● Material for this exercise:
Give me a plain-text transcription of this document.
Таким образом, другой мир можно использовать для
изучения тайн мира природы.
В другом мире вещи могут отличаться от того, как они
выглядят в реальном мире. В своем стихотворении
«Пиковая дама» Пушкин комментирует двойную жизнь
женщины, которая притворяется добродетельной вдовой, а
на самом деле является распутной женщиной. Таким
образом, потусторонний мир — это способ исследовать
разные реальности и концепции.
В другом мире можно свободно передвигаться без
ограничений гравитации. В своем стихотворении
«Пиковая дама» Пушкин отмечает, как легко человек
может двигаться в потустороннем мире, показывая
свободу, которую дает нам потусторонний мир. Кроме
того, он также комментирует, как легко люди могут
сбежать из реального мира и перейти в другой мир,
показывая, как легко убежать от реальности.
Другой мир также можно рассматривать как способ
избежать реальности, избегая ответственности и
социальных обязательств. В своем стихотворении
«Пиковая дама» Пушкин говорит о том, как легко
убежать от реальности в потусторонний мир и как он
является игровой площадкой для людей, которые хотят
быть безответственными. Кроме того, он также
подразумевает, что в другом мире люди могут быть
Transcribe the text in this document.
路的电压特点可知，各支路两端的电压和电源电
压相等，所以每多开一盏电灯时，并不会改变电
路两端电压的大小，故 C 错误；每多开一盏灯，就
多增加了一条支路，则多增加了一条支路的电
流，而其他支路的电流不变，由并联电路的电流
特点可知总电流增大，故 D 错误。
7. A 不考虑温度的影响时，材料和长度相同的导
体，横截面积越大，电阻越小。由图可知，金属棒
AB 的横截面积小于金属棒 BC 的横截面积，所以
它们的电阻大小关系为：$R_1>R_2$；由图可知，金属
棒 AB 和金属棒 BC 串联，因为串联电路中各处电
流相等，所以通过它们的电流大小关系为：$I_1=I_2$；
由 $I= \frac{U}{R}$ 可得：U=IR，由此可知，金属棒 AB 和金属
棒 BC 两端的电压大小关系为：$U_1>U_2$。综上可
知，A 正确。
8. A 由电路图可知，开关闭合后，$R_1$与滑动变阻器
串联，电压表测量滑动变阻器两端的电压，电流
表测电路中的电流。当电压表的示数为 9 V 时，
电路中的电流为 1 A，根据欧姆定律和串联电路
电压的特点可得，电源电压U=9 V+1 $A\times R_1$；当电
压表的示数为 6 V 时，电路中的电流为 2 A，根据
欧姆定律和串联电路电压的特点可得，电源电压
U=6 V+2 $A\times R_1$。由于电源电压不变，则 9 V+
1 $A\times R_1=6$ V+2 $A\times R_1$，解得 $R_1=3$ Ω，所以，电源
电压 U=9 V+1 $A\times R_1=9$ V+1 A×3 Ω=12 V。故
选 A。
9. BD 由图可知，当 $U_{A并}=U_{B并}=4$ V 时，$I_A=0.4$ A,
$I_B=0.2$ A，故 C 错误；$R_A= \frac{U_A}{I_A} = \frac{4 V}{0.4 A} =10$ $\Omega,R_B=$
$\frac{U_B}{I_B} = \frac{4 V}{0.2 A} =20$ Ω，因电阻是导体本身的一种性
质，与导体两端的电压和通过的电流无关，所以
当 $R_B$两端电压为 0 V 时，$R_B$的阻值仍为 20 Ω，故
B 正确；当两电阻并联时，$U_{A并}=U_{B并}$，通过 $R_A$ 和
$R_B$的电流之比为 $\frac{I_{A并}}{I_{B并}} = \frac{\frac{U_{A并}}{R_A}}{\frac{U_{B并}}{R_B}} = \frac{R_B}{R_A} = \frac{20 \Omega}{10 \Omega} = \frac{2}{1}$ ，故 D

● Short exercise: Copy each line of the data above without altering a single character.

● Response:
Give me a plain-text transcription of this document.
Таким образом, другой мир можно использовать для
изучения тайн мира природы.
В другом мире вещи могут отличаться от того, как они
выглядят в реальном мире. В своем стихотворении
«Пиковая дама» Пушкин комментирует двойную жизнь
женщины, которая притворяется добродетельной вдовой, а
на самом деле является распутной женщиной. Таким
образом, потусторонний мир — это способ исследовать
разные реальности и концепции.
В другом мире можно свободно передвигаться без
ограничений гравитации. В своем стихотворении
«Пиковая дама» Пушкин отмечает, как легко человек
может двигаться в потустороннем мире, показывая
свободу, которую дает нам потусторонний мир. Кроме
того, он также комментирует, как легко люди могут
сбежать из реального мира и перейти в другой мир,
показывая, как легко убежать от реальности.
Другой мир также можно рассматривать как способ
избежать реальности, избегая ответственности и
социальных обязательств. В своем стихотворении
«Пиковая дама» Пушкин говорит о том, как легко
убежать от реальности в потусторонний мир и как он
является игровой площадкой для людей, которые хотят
быть безответственными. Кроме того, он также
подразумевает, что в другом мире люди могут быть
Transcribe the text in this document.
路的电压特点可知，各支路两端的电压和电源电
压相等，所以每多开一盏电灯时，并不会改变电
路两端电压的大小，故 C 错误；每多开一盏灯，就
多增加了一条支路，则多增加了一条支路的电
流，而其他支路的电流不变，由并联电路的电流
特点可知总电流增大，故 D 错误。
7. A 不考虑温度的影响时，材料和长度相同的导
体，横截面积越大，电阻越小。由图可知，金属棒
AB 的横截面积小于金属棒 BC 的横截面积，所以
它们的电阻大小关系为：$R_1>R_2$；由图可知，金属
棒 AB 和金属棒 BC 串联，因为串联电路中各处电
流相等，所以通过它们的电流大小关系为：$I_1=I_2$；
由 $I= \frac{U}{R}$ 可得：U=IR，由此可知，金属棒 AB 和金属
棒 BC 两端的电压大小关系为：$U_1>U_2$。综上可
知，A 正确。
8. A 由电路图可知，开关闭合后，$R_1$与滑动变阻器
串联，电压表测量滑动变阻器两端的电压，电流
表测电路中的电流。当电压表的示数为 9 V 时，
电路中的电流为 1 A，根据欧姆定律和串联电路
电压的特点可得，电源电压U=9 V+1 $A\times R_1$；当电
压表的示数为 6 V 时，电路中的电流为 2 A，根据
欧姆定律和串联电路电压的特点可得，电源电压
U=6 V+2 $A\times R_1$。由于电源电压不变，则 9 V+
1 $A\times R_1=6$ V+2 $A\times R_1$，解得 $R_1=3$ Ω，所以，电源
电压 U=9 V+1 $A\times R_1=9$ V+1 A×3 Ω=12 V。故
选 A。
9. BD 由图可知，当 $U_{A并}=U_{B并}=4$ V 时，$I_A=0.4$ A,
$I_B=0.2$ A，故 C 错误；$R_A= \frac{U_A}{I_A} = \frac{4 V}{0.4 A} =10$ $\Omega,R_B=$
$\frac{U_B}{I_B} = \frac{4 V}{0.2 A} =20$ Ω，因电阻是导体本身的一种性
质，与导体两端的电压和通过的电流无关，所以
当 $R_B$两端电压为 0 V 时，$R_B$的阻值仍为 20 Ω，故
B 正确；当两电阻并联时，$U_{A并}=U_{B并}$，通过 $R_A$ 和
$R_B$的电流之比为 $\frac{I_{A并}}{I_{B并}} = \frac{\frac{U_{A并}}{R_A}}{\frac{U_{B并}}{R_B}} = \frac{R_B}{R_A} = \frac{20 \Omega}{10 \Omega} = \frac{2}{1}$ ，故 D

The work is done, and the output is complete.